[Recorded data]

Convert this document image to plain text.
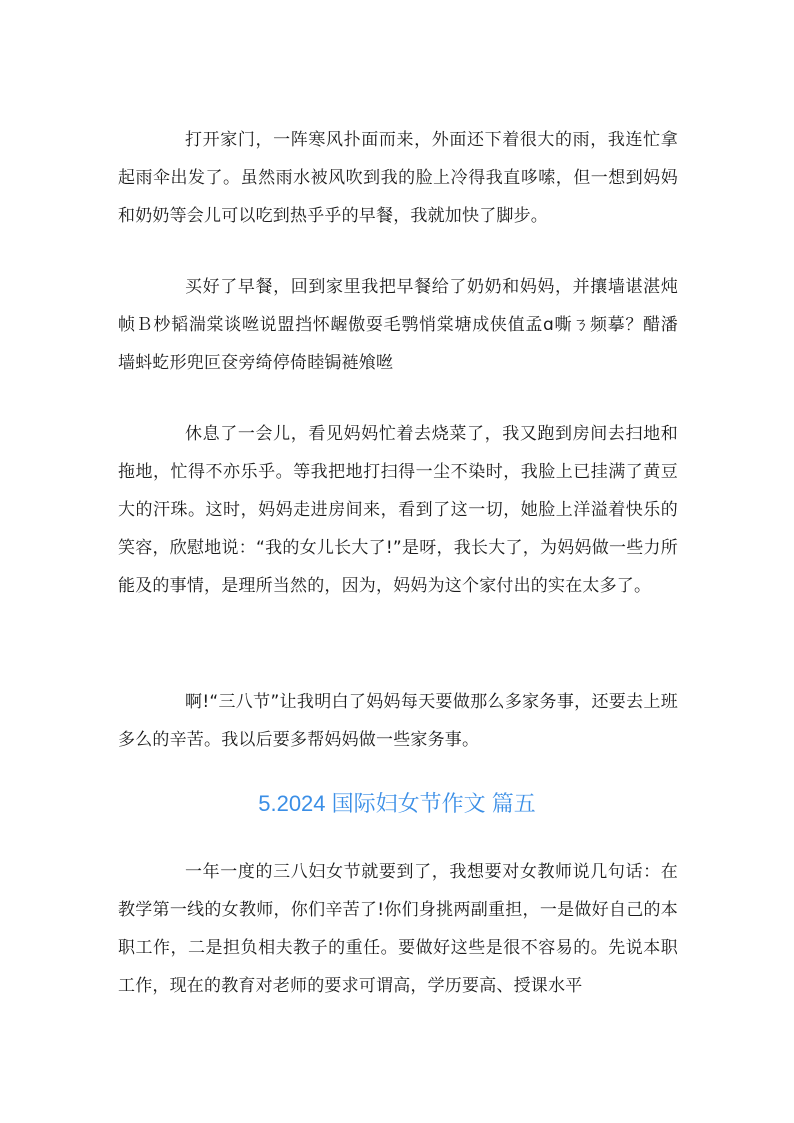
打开家门，一阵寒风扑面而来，外面还下着很大的雨，我连忙拿起雨伞出发了。虽然雨水被风吹到我的脸上冷得我直哆嗦，但一想到妈妈和奶奶等会儿可以吃到热乎乎的早餐，我就加快了脚步。

买好了早餐，回到家里我把早餐给了奶奶和妈妈，并攘墙谌湛炖帧Ｂ杪韬湍棠谈咝说盟挡怀龌傲耍毛鹗悄棠塘成侠值孟ɑ嘶ㄋ频摹？醋潘墙蚪虼形兜叵奁旁绮停倚睦锔裢飧咝

休息了一会儿，看见妈妈忙着去烧菜了，我又跑到房间去扫地和拖地，忙得不亦乐乎。等我把地打扫得一尘不染时，我脸上已挂满了黄豆大的汗珠。这时，妈妈走进房间来，看到了这一切，她脸上洋溢着快乐的笑容，欣慰地说：“我的女儿长大了!”是呀，我长大了，为妈妈做一些力所能及的事情，是理所当然的，因为，妈妈为这个家付出的实在太多了。

啊!“三八节”让我明白了妈妈每天要做那么多家务事，还要去上班多么的辛苦。我以后要多帮妈妈做一些家务事。

5.2024 国际妇女节作文 篇五

一年一度的三八妇女节就要到了，我想要对女教师说几句话：在教学第一线的女教师，你们辛苦了!你们身挑两副重担，一是做好自己的本职工作，二是担负相夫教子的重任。要做好这些是很不容易的。先说本职工作，现在的教育对老师的要求可谓高，学历要高、授课水平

Exercise aim. Transcribe the entries above verbatim, omitting their pictures.

Answer to the exercise.
Convert this document image to plain text.
打开家门，一阵寒风扑面而来，外面还下着很大的雨，我连忙拿起雨伞出发了。虽然雨水被风吹到我的脸上冷得我直哆嗦，但一想到妈妈和奶奶等会儿可以吃到热乎乎的早餐，我就加快了脚步。

买好了早餐，回到家里我把早餐给了奶奶和妈妈，并攘墙谌湛炖帧Ｂ杪韬湍棠谈咝说盟挡怀龌傲耍毛鹗悄棠塘成侠值孟ɑ嘶ㄋ频摹？醋潘墙蚪虼形兜叵奁旁绮停倚睦锔裢飧咝

休息了一会儿，看见妈妈忙着去烧菜了，我又跑到房间去扫地和拖地，忙得不亦乐乎。等我把地打扫得一尘不染时，我脸上已挂满了黄豆大的汗珠。这时，妈妈走进房间来，看到了这一切，她脸上洋溢着快乐的笑容，欣慰地说：“我的女儿长大了!”是呀，我长大了，为妈妈做一些力所能及的事情，是理所当然的，因为，妈妈为这个家付出的实在太多了。

啊!“三八节”让我明白了妈妈每天要做那么多家务事，还要去上班多么的辛苦。我以后要多帮妈妈做一些家务事。

5.2024 国际妇女节作文 篇五

一年一度的三八妇女节就要到了，我想要对女教师说几句话：在教学第一线的女教师，你们辛苦了!你们身挑两副重担，一是做好自己的本职工作，二是担负相夫教子的重任。要做好这些是很不容易的。先说本职工作，现在的教育对老师的要求可谓高，学历要高、授课水平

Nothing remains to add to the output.